Extracted material:
--- BEGIN ---

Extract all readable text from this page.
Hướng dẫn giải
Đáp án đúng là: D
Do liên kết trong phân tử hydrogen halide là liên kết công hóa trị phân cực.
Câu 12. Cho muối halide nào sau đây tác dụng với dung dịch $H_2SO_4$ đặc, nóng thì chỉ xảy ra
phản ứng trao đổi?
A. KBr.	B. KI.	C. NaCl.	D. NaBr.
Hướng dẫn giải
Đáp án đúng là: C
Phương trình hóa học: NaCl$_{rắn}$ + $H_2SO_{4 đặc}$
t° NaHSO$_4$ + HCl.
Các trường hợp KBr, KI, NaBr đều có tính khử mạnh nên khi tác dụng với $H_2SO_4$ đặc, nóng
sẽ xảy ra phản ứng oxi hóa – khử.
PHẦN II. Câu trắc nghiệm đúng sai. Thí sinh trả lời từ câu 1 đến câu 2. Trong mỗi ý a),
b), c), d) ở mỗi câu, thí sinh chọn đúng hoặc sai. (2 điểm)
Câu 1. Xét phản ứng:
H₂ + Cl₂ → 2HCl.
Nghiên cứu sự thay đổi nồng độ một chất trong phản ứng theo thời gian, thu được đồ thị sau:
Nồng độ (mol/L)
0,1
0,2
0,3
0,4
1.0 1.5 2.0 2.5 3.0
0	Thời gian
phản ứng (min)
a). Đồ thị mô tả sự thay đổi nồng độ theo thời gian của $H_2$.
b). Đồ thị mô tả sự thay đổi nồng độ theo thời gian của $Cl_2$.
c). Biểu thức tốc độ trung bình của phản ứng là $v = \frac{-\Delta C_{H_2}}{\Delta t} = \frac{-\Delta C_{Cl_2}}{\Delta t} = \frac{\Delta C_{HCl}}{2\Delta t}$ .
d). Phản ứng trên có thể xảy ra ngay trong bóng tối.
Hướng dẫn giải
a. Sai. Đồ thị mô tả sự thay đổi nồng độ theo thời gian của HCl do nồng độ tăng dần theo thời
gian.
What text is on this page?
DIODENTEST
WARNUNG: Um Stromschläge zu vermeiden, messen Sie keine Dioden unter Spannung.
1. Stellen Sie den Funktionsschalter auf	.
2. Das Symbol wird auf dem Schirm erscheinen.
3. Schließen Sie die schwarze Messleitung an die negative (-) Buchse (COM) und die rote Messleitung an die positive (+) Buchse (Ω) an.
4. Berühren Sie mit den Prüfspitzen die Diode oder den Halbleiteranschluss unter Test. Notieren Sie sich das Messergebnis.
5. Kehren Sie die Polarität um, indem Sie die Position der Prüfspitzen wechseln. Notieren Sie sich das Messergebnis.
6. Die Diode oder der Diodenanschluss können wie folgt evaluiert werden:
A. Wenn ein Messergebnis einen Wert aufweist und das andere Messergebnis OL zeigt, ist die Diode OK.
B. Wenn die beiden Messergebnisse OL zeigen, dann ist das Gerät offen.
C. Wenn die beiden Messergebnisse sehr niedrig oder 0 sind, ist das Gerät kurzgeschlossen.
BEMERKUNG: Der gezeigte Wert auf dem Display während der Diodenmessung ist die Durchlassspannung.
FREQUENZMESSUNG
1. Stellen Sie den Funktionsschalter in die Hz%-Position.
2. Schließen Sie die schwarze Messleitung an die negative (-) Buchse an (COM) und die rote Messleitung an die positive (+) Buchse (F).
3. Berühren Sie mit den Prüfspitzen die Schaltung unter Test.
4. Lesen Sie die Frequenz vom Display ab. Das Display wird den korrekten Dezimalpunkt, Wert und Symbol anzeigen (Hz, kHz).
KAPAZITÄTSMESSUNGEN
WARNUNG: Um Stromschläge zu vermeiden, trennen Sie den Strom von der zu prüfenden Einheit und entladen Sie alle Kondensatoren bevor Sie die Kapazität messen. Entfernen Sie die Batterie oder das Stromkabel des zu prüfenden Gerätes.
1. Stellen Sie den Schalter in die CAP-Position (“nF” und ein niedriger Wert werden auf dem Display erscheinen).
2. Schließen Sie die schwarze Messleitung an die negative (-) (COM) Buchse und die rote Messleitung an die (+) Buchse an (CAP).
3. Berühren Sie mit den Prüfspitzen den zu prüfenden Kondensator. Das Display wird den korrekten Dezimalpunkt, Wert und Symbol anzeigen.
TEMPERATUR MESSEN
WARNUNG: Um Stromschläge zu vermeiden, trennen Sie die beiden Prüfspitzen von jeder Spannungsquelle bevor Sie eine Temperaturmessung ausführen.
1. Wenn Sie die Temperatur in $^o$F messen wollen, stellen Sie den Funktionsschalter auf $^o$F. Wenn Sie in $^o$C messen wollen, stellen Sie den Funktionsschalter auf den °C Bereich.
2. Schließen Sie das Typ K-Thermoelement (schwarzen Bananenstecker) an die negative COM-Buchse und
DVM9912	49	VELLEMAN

--- END ---

Required work: Output each entry precisely as given.

Output for this task:
Extract all readable text from this page.
Hướng dẫn giải
Đáp án đúng là: D
Do liên kết trong phân tử hydrogen halide là liên kết công hóa trị phân cực.
Câu 12. Cho muối halide nào sau đây tác dụng với dung dịch $H_2SO_4$ đặc, nóng thì chỉ xảy ra
phản ứng trao đổi?
A. KBr.	B. KI.	C. NaCl.	D. NaBr.
Hướng dẫn giải
Đáp án đúng là: C
Phương trình hóa học: NaCl$_{rắn}$ + $H_2SO_{4 đặc}$
t° NaHSO$_4$ + HCl.
Các trường hợp KBr, KI, NaBr đều có tính khử mạnh nên khi tác dụng với $H_2SO_4$ đặc, nóng
sẽ xảy ra phản ứng oxi hóa – khử.
PHẦN II. Câu trắc nghiệm đúng sai. Thí sinh trả lời từ câu 1 đến câu 2. Trong mỗi ý a),
b), c), d) ở mỗi câu, thí sinh chọn đúng hoặc sai. (2 điểm)
Câu 1. Xét phản ứng:
H₂ + Cl₂ → 2HCl.
Nghiên cứu sự thay đổi nồng độ một chất trong phản ứng theo thời gian, thu được đồ thị sau:
Nồng độ (mol/L)
0,1
0,2
0,3
0,4
1.0 1.5 2.0 2.5 3.0
0	Thời gian
phản ứng (min)
a). Đồ thị mô tả sự thay đổi nồng độ theo thời gian của $H_2$.
b). Đồ thị mô tả sự thay đổi nồng độ theo thời gian của $Cl_2$.
c). Biểu thức tốc độ trung bình của phản ứng là $v = \frac{-\Delta C_{H_2}}{\Delta t} = \frac{-\Delta C_{Cl_2}}{\Delta t} = \frac{\Delta C_{HCl}}{2\Delta t}$ .
d). Phản ứng trên có thể xảy ra ngay trong bóng tối.
Hướng dẫn giải
a. Sai. Đồ thị mô tả sự thay đổi nồng độ theo thời gian của HCl do nồng độ tăng dần theo thời
gian.
What text is on this page?
DIODENTEST
WARNUNG: Um Stromschläge zu vermeiden, messen Sie keine Dioden unter Spannung.
1. Stellen Sie den Funktionsschalter auf	.
2. Das Symbol wird auf dem Schirm erscheinen.
3. Schließen Sie die schwarze Messleitung an die negative (-) Buchse (COM) und die rote Messleitung an die positive (+) Buchse (Ω) an.
4. Berühren Sie mit den Prüfspitzen die Diode oder den Halbleiteranschluss unter Test. Notieren Sie sich das Messergebnis.
5. Kehren Sie die Polarität um, indem Sie die Position der Prüfspitzen wechseln. Notieren Sie sich das Messergebnis.
6. Die Diode oder der Diodenanschluss können wie folgt evaluiert werden:
A. Wenn ein Messergebnis einen Wert aufweist und das andere Messergebnis OL zeigt, ist die Diode OK.
B. Wenn die beiden Messergebnisse OL zeigen, dann ist das Gerät offen.
C. Wenn die beiden Messergebnisse sehr niedrig oder 0 sind, ist das Gerät kurzgeschlossen.
BEMERKUNG: Der gezeigte Wert auf dem Display während der Diodenmessung ist die Durchlassspannung.
FREQUENZMESSUNG
1. Stellen Sie den Funktionsschalter in die Hz%-Position.
2. Schließen Sie die schwarze Messleitung an die negative (-) Buchse an (COM) und die rote Messleitung an die positive (+) Buchse (F).
3. Berühren Sie mit den Prüfspitzen die Schaltung unter Test.
4. Lesen Sie die Frequenz vom Display ab. Das Display wird den korrekten Dezimalpunkt, Wert und Symbol anzeigen (Hz, kHz).
KAPAZITÄTSMESSUNGEN
WARNUNG: Um Stromschläge zu vermeiden, trennen Sie den Strom von der zu prüfenden Einheit und entladen Sie alle Kondensatoren bevor Sie die Kapazität messen. Entfernen Sie die Batterie oder das Stromkabel des zu prüfenden Gerätes.
1. Stellen Sie den Schalter in die CAP-Position (“nF” und ein niedriger Wert werden auf dem Display erscheinen).
2. Schließen Sie die schwarze Messleitung an die negative (-) (COM) Buchse und die rote Messleitung an die (+) Buchse an (CAP).
3. Berühren Sie mit den Prüfspitzen den zu prüfenden Kondensator. Das Display wird den korrekten Dezimalpunkt, Wert und Symbol anzeigen.
TEMPERATUR MESSEN
WARNUNG: Um Stromschläge zu vermeiden, trennen Sie die beiden Prüfspitzen von jeder Spannungsquelle bevor Sie eine Temperaturmessung ausführen.
1. Wenn Sie die Temperatur in $^o$F messen wollen, stellen Sie den Funktionsschalter auf $^o$F. Wenn Sie in $^o$C messen wollen, stellen Sie den Funktionsschalter auf den °C Bereich.
2. Schließen Sie das Typ K-Thermoelement (schwarzen Bananenstecker) an die negative COM-Buchse und
DVM9912	49	VELLEMAN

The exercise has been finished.